Challenge: Search the data for the string "Baja" and gather each line it is in.

Input data:
>>>>

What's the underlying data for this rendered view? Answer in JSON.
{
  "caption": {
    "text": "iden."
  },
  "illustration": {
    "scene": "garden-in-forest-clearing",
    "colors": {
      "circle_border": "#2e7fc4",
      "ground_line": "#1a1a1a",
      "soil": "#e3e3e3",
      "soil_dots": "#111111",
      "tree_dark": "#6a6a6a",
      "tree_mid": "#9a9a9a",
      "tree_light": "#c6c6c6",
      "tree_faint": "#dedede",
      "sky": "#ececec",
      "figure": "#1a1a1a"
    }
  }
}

<<<<
>>>>

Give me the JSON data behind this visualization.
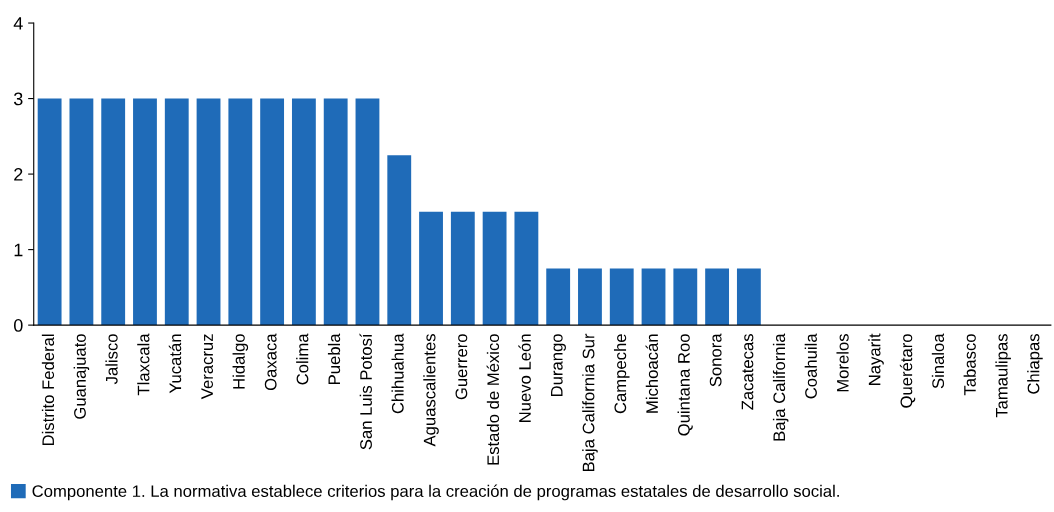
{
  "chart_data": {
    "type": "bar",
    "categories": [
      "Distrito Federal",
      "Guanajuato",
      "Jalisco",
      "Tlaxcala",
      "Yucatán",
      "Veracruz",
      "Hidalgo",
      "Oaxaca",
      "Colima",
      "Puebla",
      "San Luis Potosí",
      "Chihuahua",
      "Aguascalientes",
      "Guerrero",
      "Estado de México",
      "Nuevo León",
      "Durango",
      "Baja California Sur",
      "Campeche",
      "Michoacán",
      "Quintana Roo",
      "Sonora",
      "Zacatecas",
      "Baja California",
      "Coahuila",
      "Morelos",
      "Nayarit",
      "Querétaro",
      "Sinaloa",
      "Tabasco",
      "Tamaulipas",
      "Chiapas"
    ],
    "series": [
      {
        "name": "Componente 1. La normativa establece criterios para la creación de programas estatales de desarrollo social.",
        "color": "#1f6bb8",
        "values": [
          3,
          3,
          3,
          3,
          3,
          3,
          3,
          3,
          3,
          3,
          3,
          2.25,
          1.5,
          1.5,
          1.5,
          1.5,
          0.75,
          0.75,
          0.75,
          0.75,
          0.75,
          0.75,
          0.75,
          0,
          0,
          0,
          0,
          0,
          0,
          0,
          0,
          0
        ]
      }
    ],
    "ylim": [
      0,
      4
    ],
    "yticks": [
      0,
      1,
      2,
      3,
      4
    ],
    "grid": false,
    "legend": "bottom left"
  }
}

<<<<
>>>>

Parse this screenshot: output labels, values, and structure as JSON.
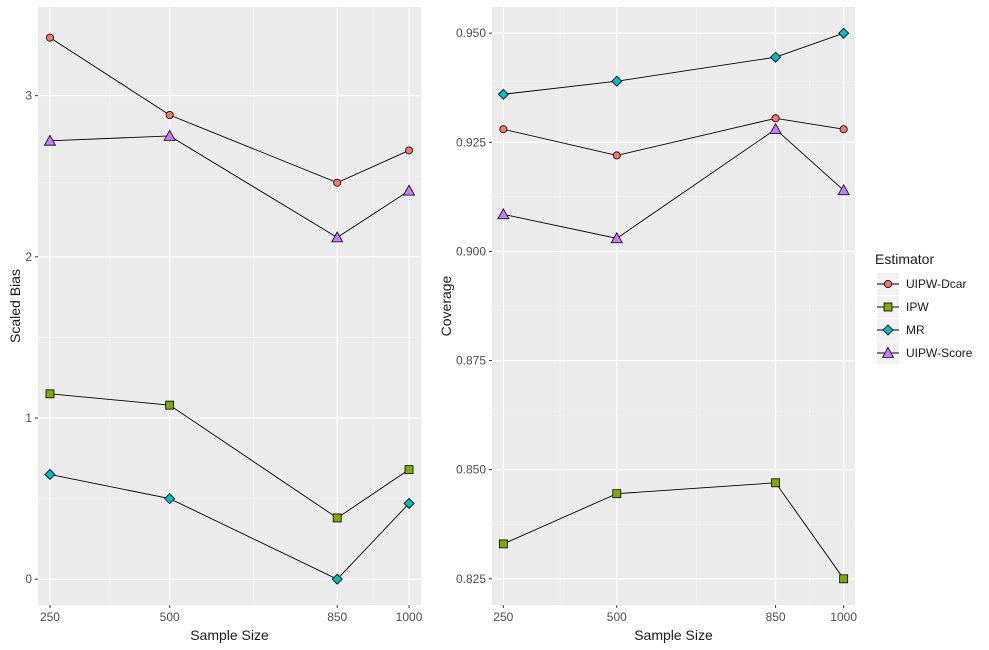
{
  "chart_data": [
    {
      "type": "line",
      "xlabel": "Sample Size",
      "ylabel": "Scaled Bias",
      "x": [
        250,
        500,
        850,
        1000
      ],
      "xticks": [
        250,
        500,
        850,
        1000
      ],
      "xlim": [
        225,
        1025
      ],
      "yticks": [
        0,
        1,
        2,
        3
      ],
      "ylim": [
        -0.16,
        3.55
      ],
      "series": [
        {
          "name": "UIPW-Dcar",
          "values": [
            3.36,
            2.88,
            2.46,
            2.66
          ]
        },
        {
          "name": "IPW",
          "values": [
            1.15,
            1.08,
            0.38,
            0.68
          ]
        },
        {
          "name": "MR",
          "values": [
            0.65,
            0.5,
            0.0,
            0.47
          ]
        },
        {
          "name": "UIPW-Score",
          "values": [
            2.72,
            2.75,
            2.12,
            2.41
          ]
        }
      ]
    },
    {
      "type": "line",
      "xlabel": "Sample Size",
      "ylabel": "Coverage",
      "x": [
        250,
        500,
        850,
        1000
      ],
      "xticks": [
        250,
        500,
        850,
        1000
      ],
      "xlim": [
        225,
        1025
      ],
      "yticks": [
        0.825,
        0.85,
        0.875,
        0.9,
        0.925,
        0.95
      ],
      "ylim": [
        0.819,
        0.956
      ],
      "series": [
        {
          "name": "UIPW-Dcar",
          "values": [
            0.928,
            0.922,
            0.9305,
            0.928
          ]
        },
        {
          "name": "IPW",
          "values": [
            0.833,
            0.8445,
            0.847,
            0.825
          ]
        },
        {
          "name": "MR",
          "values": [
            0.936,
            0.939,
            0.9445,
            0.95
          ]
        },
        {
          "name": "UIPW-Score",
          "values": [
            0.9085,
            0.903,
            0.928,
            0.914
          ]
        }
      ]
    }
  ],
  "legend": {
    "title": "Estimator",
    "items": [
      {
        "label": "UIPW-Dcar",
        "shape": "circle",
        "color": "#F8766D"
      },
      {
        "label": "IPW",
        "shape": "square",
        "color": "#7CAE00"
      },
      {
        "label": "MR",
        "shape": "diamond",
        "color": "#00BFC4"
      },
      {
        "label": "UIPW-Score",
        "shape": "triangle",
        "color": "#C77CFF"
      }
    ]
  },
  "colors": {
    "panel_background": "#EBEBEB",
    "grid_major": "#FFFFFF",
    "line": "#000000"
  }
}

<<<<

Solution to the problem:
      "Baja California Sur",
      "Baja California",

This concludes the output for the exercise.